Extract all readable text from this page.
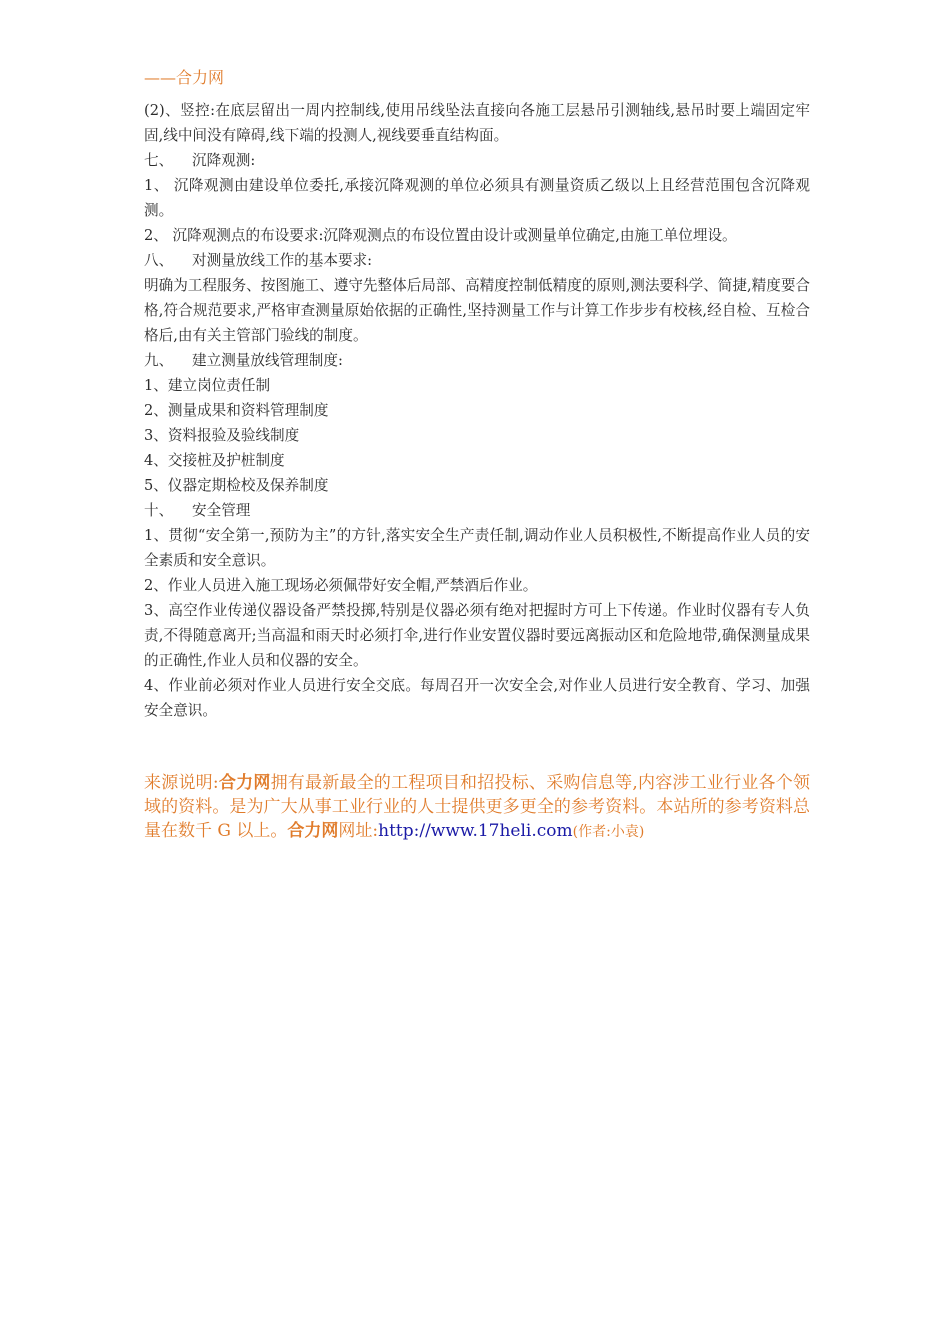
——合力网

(2)、竖控:在底层留出一周内控制线,使用吊线坠法直接向各施工层悬吊引测轴线,悬吊时要上端固定牢固,线中间没有障碍,线下端的投测人,视线要垂直结构面。

七、 沉降观测:

1、 沉降观测由建设单位委托,承接沉降观测的单位必须具有测量资质乙级以上且经营范围包含沉降观测。

2、 沉降观测点的布设要求:沉降观测点的布设位置由设计或测量单位确定,由施工单位埋设。

八、 对测量放线工作的基本要求:

明确为工程服务、按图施工、遵守先整体后局部、高精度控制低精度的原则,测法要科学、简捷,精度要合格,符合规范要求,严格审查测量原始依据的正确性,坚持测量工作与计算工作步步有校核,经自检、互检合格后,由有关主管部门验线的制度。

九、 建立测量放线管理制度:

1、建立岗位责任制

2、测量成果和资料管理制度

3、资料报验及验线制度

4、交接桩及护桩制度

5、仪器定期检校及保养制度

十、 安全管理

1、贯彻“安全第一,预防为主”的方针,落实安全生产责任制,调动作业人员积极性,不断提高作业人员的安全素质和安全意识。

2、作业人员进入施工现场必须佩带好安全帽,严禁酒后作业。

3、高空作业传递仪器设备严禁投掷,特别是仪器必须有绝对把握时方可上下传递。作业时仪器有专人负责,不得随意离开;当高温和雨天时必须打伞,进行作业安置仪器时要远离振动区和危险地带,确保测量成果的正确性,作业人员和仪器的安全。

4、作业前必须对作业人员进行安全交底。每周召开一次安全会,对作业人员进行安全教育、学习、加强安全意识。

来源说明:合力网拥有最新最全的工程项目和招投标、采购信息等,内容涉工业行业各个领域的资料。是为广大从事工业行业的人士提供更多更全的参考资料。本站所的参考资料总量在数千 G 以上。合力网网址:http://www.17heli.com(作者:小袁)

→ **TASK TO CARRY OUT**: Return the listing above unchanged, apart from dropping its pictures.

→ **TASK OUTPUT**:
Extract all readable text from this page.
——合力网

(2)、竖控:在底层留出一周内控制线,使用吊线坠法直接向各施工层悬吊引测轴线,悬吊时要上端固定牢固,线中间没有障碍,线下端的投测人,视线要垂直结构面。

七、 沉降观测:

1、 沉降观测由建设单位委托,承接沉降观测的单位必须具有测量资质乙级以上且经营范围包含沉降观测。

2、 沉降观测点的布设要求:沉降观测点的布设位置由设计或测量单位确定,由施工单位埋设。

八、 对测量放线工作的基本要求:

明确为工程服务、按图施工、遵守先整体后局部、高精度控制低精度的原则,测法要科学、简捷,精度要合格,符合规范要求,严格审查测量原始依据的正确性,坚持测量工作与计算工作步步有校核,经自检、互检合格后,由有关主管部门验线的制度。

九、 建立测量放线管理制度:

1、建立岗位责任制

2、测量成果和资料管理制度

3、资料报验及验线制度

4、交接桩及护桩制度

5、仪器定期检校及保养制度

十、 安全管理

1、贯彻“安全第一,预防为主”的方针,落实安全生产责任制,调动作业人员积极性,不断提高作业人员的安全素质和安全意识。

2、作业人员进入施工现场必须佩带好安全帽,严禁酒后作业。

3、高空作业传递仪器设备严禁投掷,特别是仪器必须有绝对把握时方可上下传递。作业时仪器有专人负责,不得随意离开;当高温和雨天时必须打伞,进行作业安置仪器时要远离振动区和危险地带,确保测量成果的正确性,作业人员和仪器的安全。

4、作业前必须对作业人员进行安全交底。每周召开一次安全会,对作业人员进行安全教育、学习、加强安全意识。

来源说明:合力网拥有最新最全的工程项目和招投标、采购信息等,内容涉工业行业各个领域的资料。是为广大从事工业行业的人士提供更多更全的参考资料。本站所的参考资料总量在数千 G 以上。合力网网址:http://www.17heli.com(作者:小袁)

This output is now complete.